[Dataset content]:
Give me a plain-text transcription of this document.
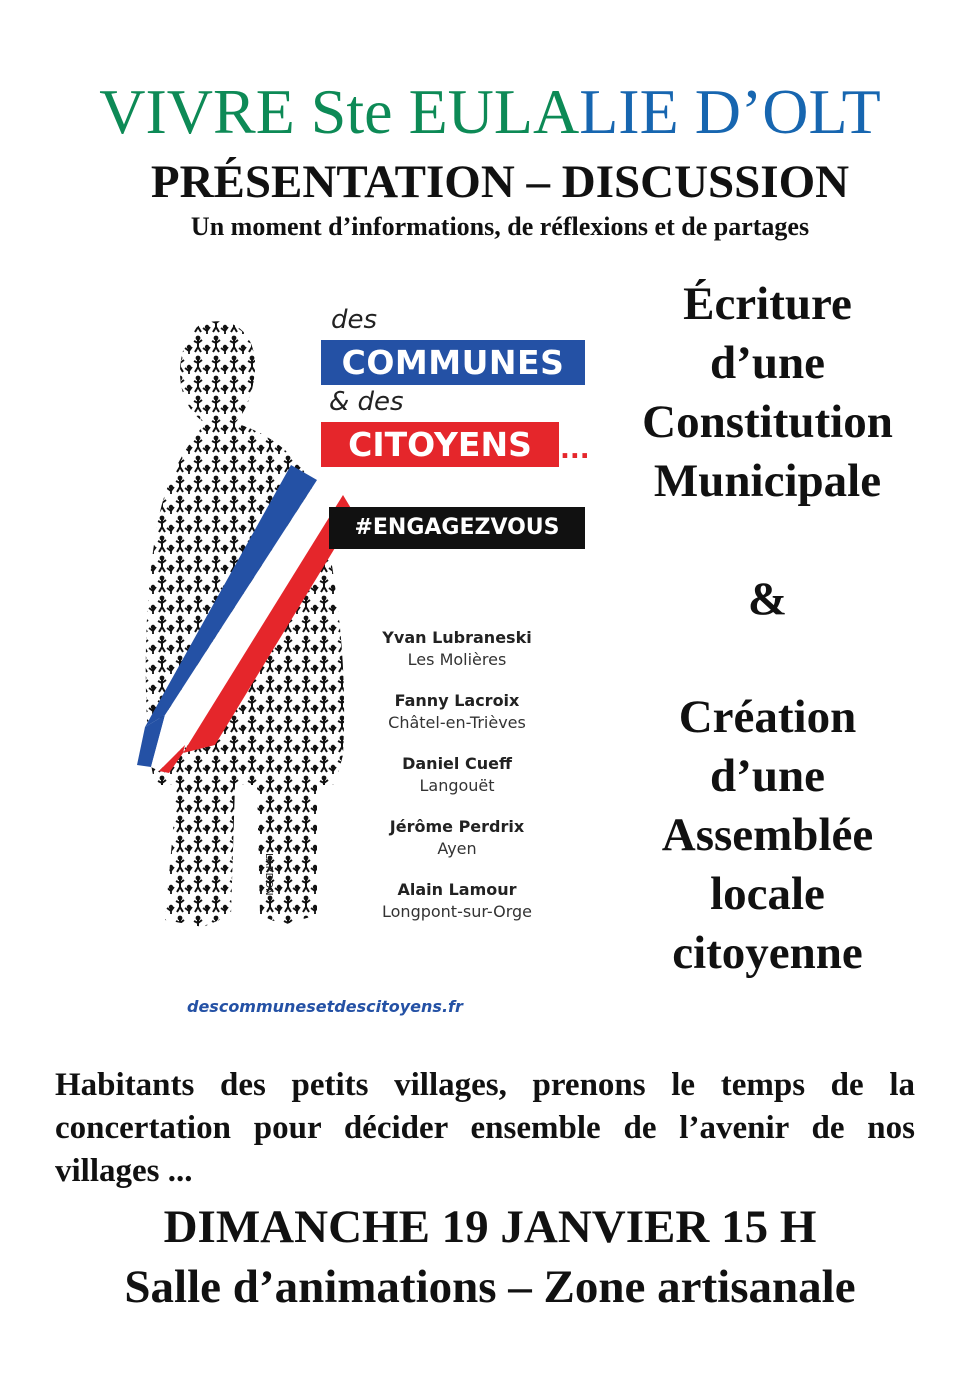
VIVRE Ste EULALIE D’OLT
PRÉSENTATION – DISCUSSION
Un moment d’informations, de réflexions et de partages
des
COMMUNES
& des
CITOYENS	...
#ENGAGEZVOUS
Yvan Lubraneski
Les Molières
Fanny Lacroix
Châtel-en-Trièves
Daniel Cueff
Langouët
Jérôme Perdrix
Ayen
Alain Lamour
Longpont-sur-Orge
LARDON
descommunesetdescitoyens.fr
Écriture
d’une
Constitution
Municipale
&
Création
d’une
Assemblée
locale
citoyenne

Habitants des petits villages, prenons le temps de la concertation pour décider ensemble de l’avenir de nos villages ...

DIMANCHE 19 JANVIER 15 H
Salle d’animations – Zone artisanale
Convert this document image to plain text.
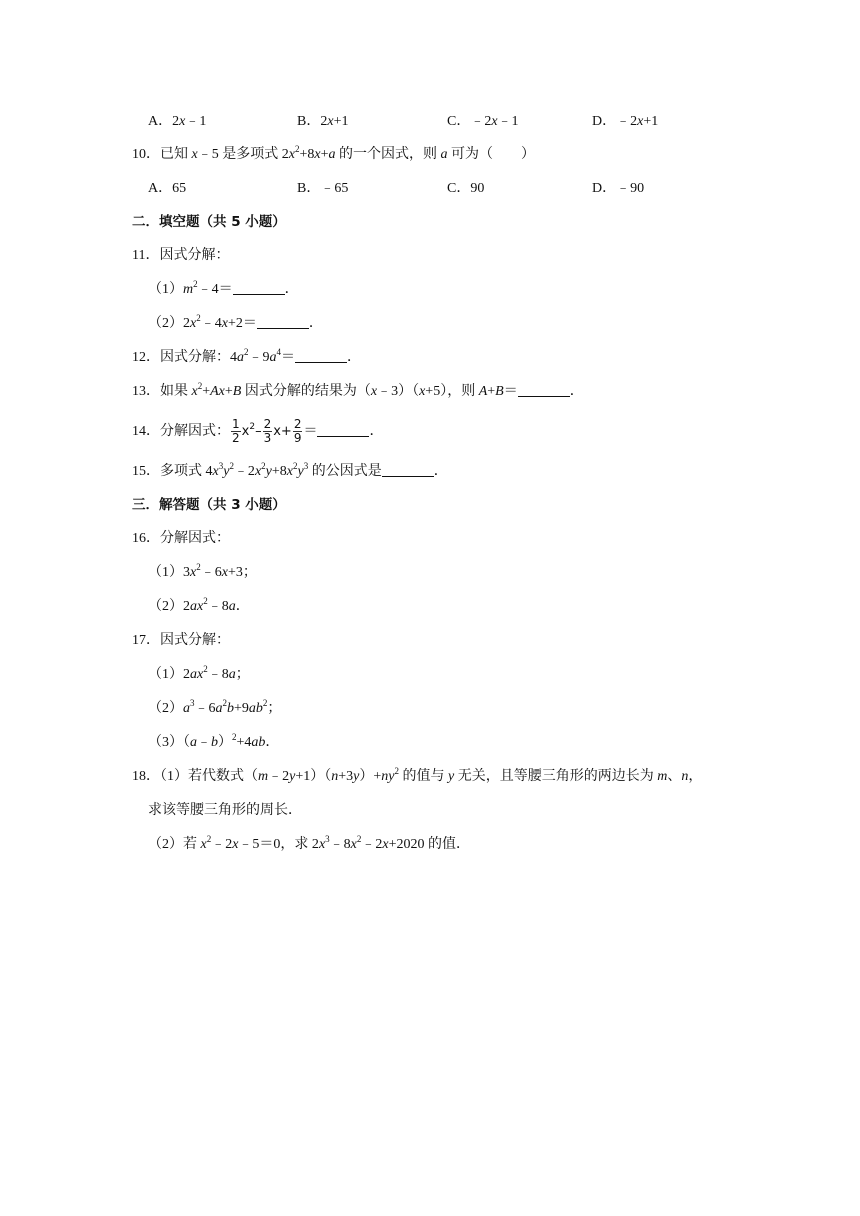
A．2x﹣1	B．2x+1	C．﹣2x﹣1	D．﹣2x+1
10．已知 x﹣5 是多项式 $2x^2+8x+a$ 的一个因式，则 a 可为（　　）
A．65	B．﹣65	C．90	D．﹣90
二．填空题（共 5 小题）
11．因式分解：
$(1)m^2﹣4=$	．
$(2)2x^2﹣4x+2=$	．
12．因式分解：$4a^2﹣9a^4=$	．
13．如果 $x^2+Ax+B$ 因式分解的结果为（x﹣3）（x+5），则 A+B＝	．
14．分解因式： $\frac{1}{2} x^2- \frac{2}{3} x+ \frac{2}{9}$ ＝	．
15．多项式 $4x^3y^2﹣2x^2y+8x^2y^3$ 的公因式是	．
三．解答题（共 3 小题）
16．分解因式：
$(1)3x^2﹣6x+3$；
$(2)2ax^2﹣8a$．
17．因式分解：
$(1)2ax^2﹣8a$；
$(2)a^3﹣6a^2b+9ab^2$；
（3）（a﹣b）$^2$+4ab．
18．（1）若代数式$(m﹣2y+1)(n+3y)+ny^2$ 的值与 y 无关，且等腰三角形的两边长为 m、n，
求该等腰三角形的周长．
（2）若 $x^2﹣2x﹣5=0$，求 $2x^3﹣8x^2﹣2x+2020$ 的值．
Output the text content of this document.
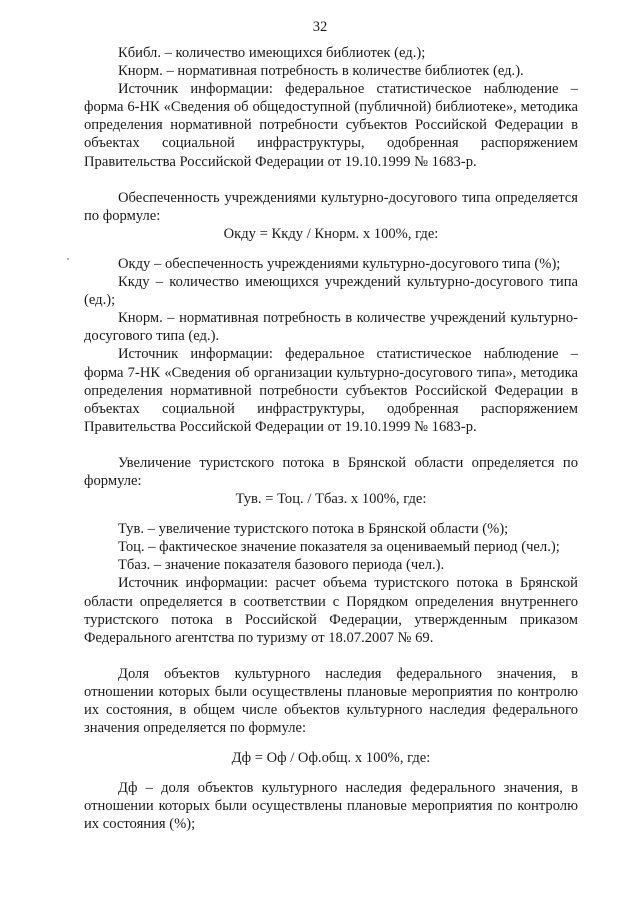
32

Кбибл. – количество имеющихся библиотек (ед.);

Кнорм. – нормативная потребность в количестве библиотек (ед.).

Источник информации: федеральное статистическое наблюдение – форма 6-НК «Сведения об общедоступной (публичной) библиотеке», методика определения нормативной потребности субъектов Российской Федерации в объектах социальной инфраструктуры, одобренная распоряжением Правительства Российской Федерации от 19.10.1999 № 1683-р.

Обеспеченность учреждениями культурно-досугового типа определяется по формуле:

Окду = Ккду / Кнорм. x 100%, где:

Окду – обеспеченность учреждениями культурно-досугового типа (%);

Ккду – количество имеющихся учреждений культурно-досугового типа (ед.);

Кнорм. – нормативная потребность в количестве учреждений культурно-досугового типа (ед.).

Источник информации: федеральное статистическое наблюдение – форма 7-НК «Сведения об организации культурно-досугового типа», методика определения нормативной потребности субъектов Российской Федерации в объектах социальной инфраструктуры, одобренная распоряжением Правительства Российской Федерации от 19.10.1999 № 1683-р.

Увеличение туристского потока в Брянской области определяется по формуле:

Тув. = Тоц. / Тбаз. x 100%, где:

Тув. – увеличение туристского потока в Брянской области (%);

Тоц. – фактическое значение показателя за оцениваемый период (чел.);

Тбаз. – значение показателя базового периода (чел.).

Источник информации: расчет объема туристского потока в Брянской области определяется в соответствии с Порядком определения внутреннего туристского потока в Российской Федерации, утвержденным приказом Федерального агентства по туризму от 18.07.2007 № 69.

Доля объектов культурного наследия федерального значения, в отношении которых были осуществлены плановые мероприятия по контролю их состояния, в общем числе объектов культурного наследия федерального значения определяется по формуле:

Дф = Оф / Оф.общ. x 100%, где:

Дф – доля объектов культурного наследия федерального значения, в отношении которых были осуществлены плановые мероприятия по контролю их состояния (%);
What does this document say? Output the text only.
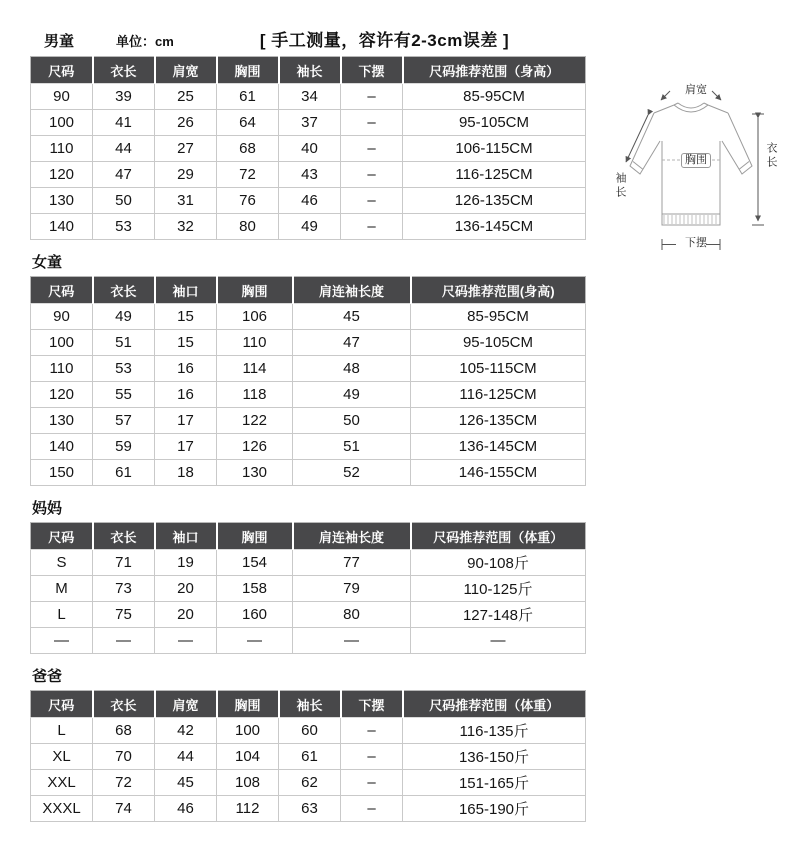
男童	单位：cm	[ 手工测量，容许有2-3cm误差 ]
尺码	衣长	肩宽	胸围	袖长	下摆	尺码推荐范围（身高）
90	39	25	61	34	–	85-95CM
100	41	26	64	37	–	95-105CM
110	44	27	68	40	–	106-115CM
120	47	29	72	43	–	116-125CM
130	50	31	76	46	–	126-135CM
140	53	32	80	49	–	136-145CM
女童
尺码	衣长	袖口	胸围	肩连袖长度	尺码推荐范围(身高)
90	49	15	106	45	85-95CM
100	51	15	110	47	95-105CM
110	53	16	114	48	105-115CM
120	55	16	118	49	116-125CM
130	57	17	122	50	126-135CM
140	59	17	126	51	136-145CM
150	61	18	130	52	146-155CM
妈妈
尺码	衣长	袖口	胸围	肩连袖长度	尺码推荐范围（体重）
S	71	19	154	77	90-108斤
M	73	20	158	79	110-125斤
L	75	20	160	80	127-148斤
—	—	—	—	—	—
爸爸
尺码	衣长	肩宽	胸围	袖长	下摆	尺码推荐范围（体重）
L	68	42	100	60	–	116-135斤
XL	70	44	104	61	–	136-150斤
XXL	72	45	108	62	–	151-165斤
XXXL	74	46	112	63	–	165-190斤
肩宽
胸围	衣长
袖长
下摆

[Required work]: Transcribe the full listing above exactly as it stands, minus the pictures.

[Result of the exercise]:
Give me a plain-text transcription of this document.
VIVRE Ste EULALIE D’OLT
PRÉSENTATION – DISCUSSION
Un moment d’informations, de réflexions et de partages
des
COMMUNES
& des
CITOYENS	...
#ENGAGEZVOUS
Yvan Lubraneski
Les Molières
Fanny Lacroix
Châtel-en-Trièves
Daniel Cueff
Langouët
Jérôme Perdrix
Ayen
Alain Lamour
Longpont-sur-Orge
LARDON
descommunesetdescitoyens.fr
Écriture
d’une
Constitution
Municipale
&
Création
d’une
Assemblée
locale
citoyenne

Habitants des petits villages, prenons le temps de la concertation pour décider ensemble de l’avenir de nos villages ...

DIMANCHE 19 JANVIER 15 H
Salle d’animations – Zone artisanale
Convert this document image to plain text.
A．2x﹣1	B．2x+1	C．﹣2x﹣1	D．﹣2x+1
10．已知 x﹣5 是多项式 $2x^2+8x+a$ 的一个因式，则 a 可为（　　）
A．65	B．﹣65	C．90	D．﹣90
二．填空题（共 5 小题）
11．因式分解：
$(1)m^2﹣4=$	．
$(2)2x^2﹣4x+2=$	．
12．因式分解：$4a^2﹣9a^4=$	．
13．如果 $x^2+Ax+B$ 因式分解的结果为（x﹣3）（x+5），则 A+B＝	．
14．分解因式： $\frac{1}{2} x^2- \frac{2}{3} x+ \frac{2}{9}$ ＝	．
15．多项式 $4x^3y^2﹣2x^2y+8x^2y^3$ 的公因式是	．
三．解答题（共 3 小题）
16．分解因式：
$(1)3x^2﹣6x+3$；
$(2)2ax^2﹣8a$．
17．因式分解：
$(1)2ax^2﹣8a$；
$(2)a^3﹣6a^2b+9ab^2$；
（3）（a﹣b）$^2$+4ab．
18．（1）若代数式$(m﹣2y+1)(n+3y)+ny^2$ 的值与 y 无关，且等腰三角形的两边长为 m、n，
求该等腰三角形的周长．
（2）若 $x^2﹣2x﹣5=0$，求 $2x^3﹣8x^2﹣2x+2020$ 的值．
Output the text content of this document.
32

Кбибл. – количество имеющихся библиотек (ед.);

Кнорм. – нормативная потребность в количестве библиотек (ед.).

Источник информации: федеральное статистическое наблюдение – форма 6-НК «Сведения об общедоступной (публичной) библиотеке», методика определения нормативной потребности субъектов Российской Федерации в объектах социальной инфраструктуры, одобренная распоряжением Правительства Российской Федерации от 19.10.1999 № 1683-р.

Обеспеченность учреждениями культурно-досугового типа определяется по формуле:

Окду = Ккду / Кнорм. x 100%, где:

Окду – обеспеченность учреждениями культурно-досугового типа (%);

Ккду – количество имеющихся учреждений культурно-досугового типа (ед.);

Кнорм. – нормативная потребность в количестве учреждений культурно-досугового типа (ед.).

Источник информации: федеральное статистическое наблюдение – форма 7-НК «Сведения об организации культурно-досугового типа», методика определения нормативной потребности субъектов Российской Федерации в объектах социальной инфраструктуры, одобренная распоряжением Правительства Российской Федерации от 19.10.1999 № 1683-р.

Увеличение туристского потока в Брянской области определяется по формуле:

Тув. = Тоц. / Тбаз. x 100%, где:

Тув. – увеличение туристского потока в Брянской области (%);

Тоц. – фактическое значение показателя за оцениваемый период (чел.);

Тбаз. – значение показателя базового периода (чел.).

Источник информации: расчет объема туристского потока в Брянской области определяется в соответствии с Порядком определения внутреннего туристского потока в Российской Федерации, утвержденным приказом Федерального агентства по туризму от 18.07.2007 № 69.

Доля объектов культурного наследия федерального значения, в отношении которых были осуществлены плановые мероприятия по контролю их состояния, в общем числе объектов культурного наследия федерального значения определяется по формуле:

Дф = Оф / Оф.общ. x 100%, где:

Дф – доля объектов культурного наследия федерального значения, в отношении которых были осуществлены плановые мероприятия по контролю их состояния (%);
What does this document say? Output the text only.
男童	单位：cm	[ 手工测量，容许有2-3cm误差 ]
尺码	衣长	肩宽	胸围	袖长	下摆	尺码推荐范围（身高）
90	39	25	61	34	–	85-95CM
100	41	26	64	37	–	95-105CM
110	44	27	68	40	–	106-115CM
120	47	29	72	43	–	116-125CM
130	50	31	76	46	–	126-135CM
140	53	32	80	49	–	136-145CM
女童
尺码	衣长	袖口	胸围	肩连袖长度	尺码推荐范围(身高)
90	49	15	106	45	85-95CM
100	51	15	110	47	95-105CM
110	53	16	114	48	105-115CM
120	55	16	118	49	116-125CM
130	57	17	122	50	126-135CM
140	59	17	126	51	136-145CM
150	61	18	130	52	146-155CM
妈妈
尺码	衣长	袖口	胸围	肩连袖长度	尺码推荐范围（体重）
S	71	19	154	77	90-108斤
M	73	20	158	79	110-125斤
L	75	20	160	80	127-148斤
—	—	—	—	—	—
爸爸
尺码	衣长	肩宽	胸围	袖长	下摆	尺码推荐范围（体重）
L	68	42	100	60	–	116-135斤
XL	70	44	104	61	–	136-150斤
XXL	72	45	108	62	–	151-165斤
XXXL	74	46	112	63	–	165-190斤
肩宽
胸围	衣长
袖长
下摆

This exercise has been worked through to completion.